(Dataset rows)
»»

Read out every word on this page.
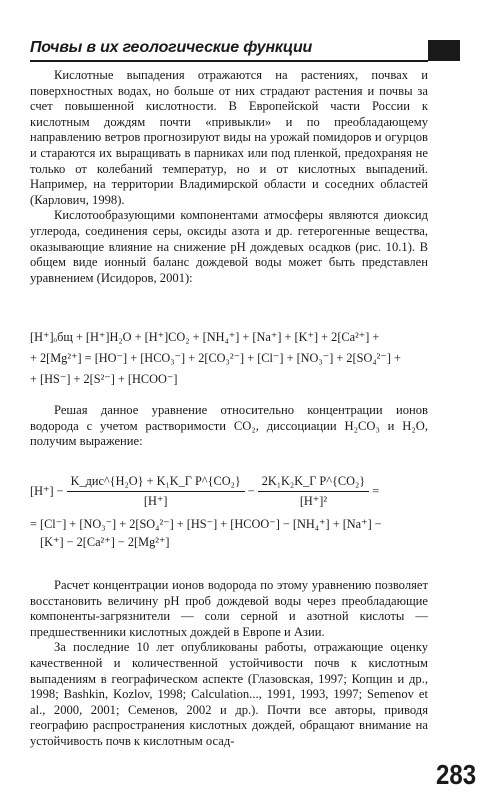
Почвы в их геологические функции

Кислотные выпадения отражаются на растениях, почвах и поверхностных водах, но больше от них страдают растения и почвы за счет повышенной кислотности. В Европейской части России к кислотным дождям почти «привыкли» и по преобладающему направлению ветров прогнозируют виды на урожай помидоров и огурцов и стараются их выращивать в парниках или под пленкой, предохраняя не только от колебаний температур, но и от кислотных выпадений. Например, на территории Владимирской области и соседних областей (Карлович, 1998).

Кислотообразующими компонентами атмосферы являются диоксид углерода, соединения серы, оксиды азота и др. гетерогенные вещества, оказывающие влияние на снижение pH дождевых осадков (рис. 10.1). В общем виде ионный баланс дождевой воды может быть представлен уравнением (Исидоров, 2001):

[H⁺]ₒбщ + [H⁺]H₂O + [H⁺]CO₂ + [NH₄⁺] + [Na⁺] + [K⁺] + 2[Ca²⁺] +
+ 2[Mg²⁺] = [HO⁻] + [HCO₃⁻] + 2[CO₃²⁻] + [Cl⁻] + [NO₃⁻] + 2[SO₄²⁻] +
+ [HS⁻] + 2[S²⁻] + [HCOO⁻]

Решая данное уравнение относительно концентрации ионов водорода с учетом растворимости CO₂, диссоциации H₂CO₃ и H₂O, получим выражение:

$[H^+] - \frac{\text{K\_дис\textasciicircum{}\{H₂O\} + K₁K\_Γ P\textasciicircum{}\{CO₂\}}}{[H^+]} - \frac{\text{2K₁K₂K\_Γ P\textasciicircum{}\{CO₂\}}}{\text{[H⁺]²}}$ =
= [Cl⁻] + [NO₃⁻] + 2[SO₄²⁻] + [HS⁻] + [HCOO⁻] − [NH₄⁺] + [Na⁺] −
[K⁺] − 2[Ca²⁺] − 2[Mg²⁺]

Расчет концентрации ионов водорода по этому уравнению позволяет восстановить величину pH проб дождевой воды через преобладающие компоненты-загрязнители — соли серной и азотной кислоты — предшественники кислотных дождей в Европе и Азии.

За последние 10 лет опубликованы работы, отражающие оценку качественной и количественной устойчивости почв к кислотным выпадениям в географическом аспекте (Глазовская, 1997; Копцин и др., 1998; Bashkin, Kozlov, 1998; Calculation..., 1991, 1993, 1997; Semenov et al., 2000, 2001; Семенов, 2002 и др.). Почти все авторы, приводя географию распространения кислотных дождей, обращают внимание на устойчивость почв к кислотным осад-

283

««

Search the lines for the string "дождевой" and copy every line that has it.

Кислотообразующими компонентами атмосферы являются диоксид углерода, соединения серы, оксиды азота и др. гетерогенные вещества, оказывающие влияние на снижение pH дождевых осадков (рис. 10.1). В общем виде ионный баланс дождевой воды может быть представлен уравнением (Исидоров, 2001):
Расчет концентрации ионов водорода по этому уравнению позволяет восстановить величину pH проб дождевой воды через преобладающие компоненты-загрязнители — соли серной и азотной кислоты — предшественники кислотных дождей в Европе и Азии.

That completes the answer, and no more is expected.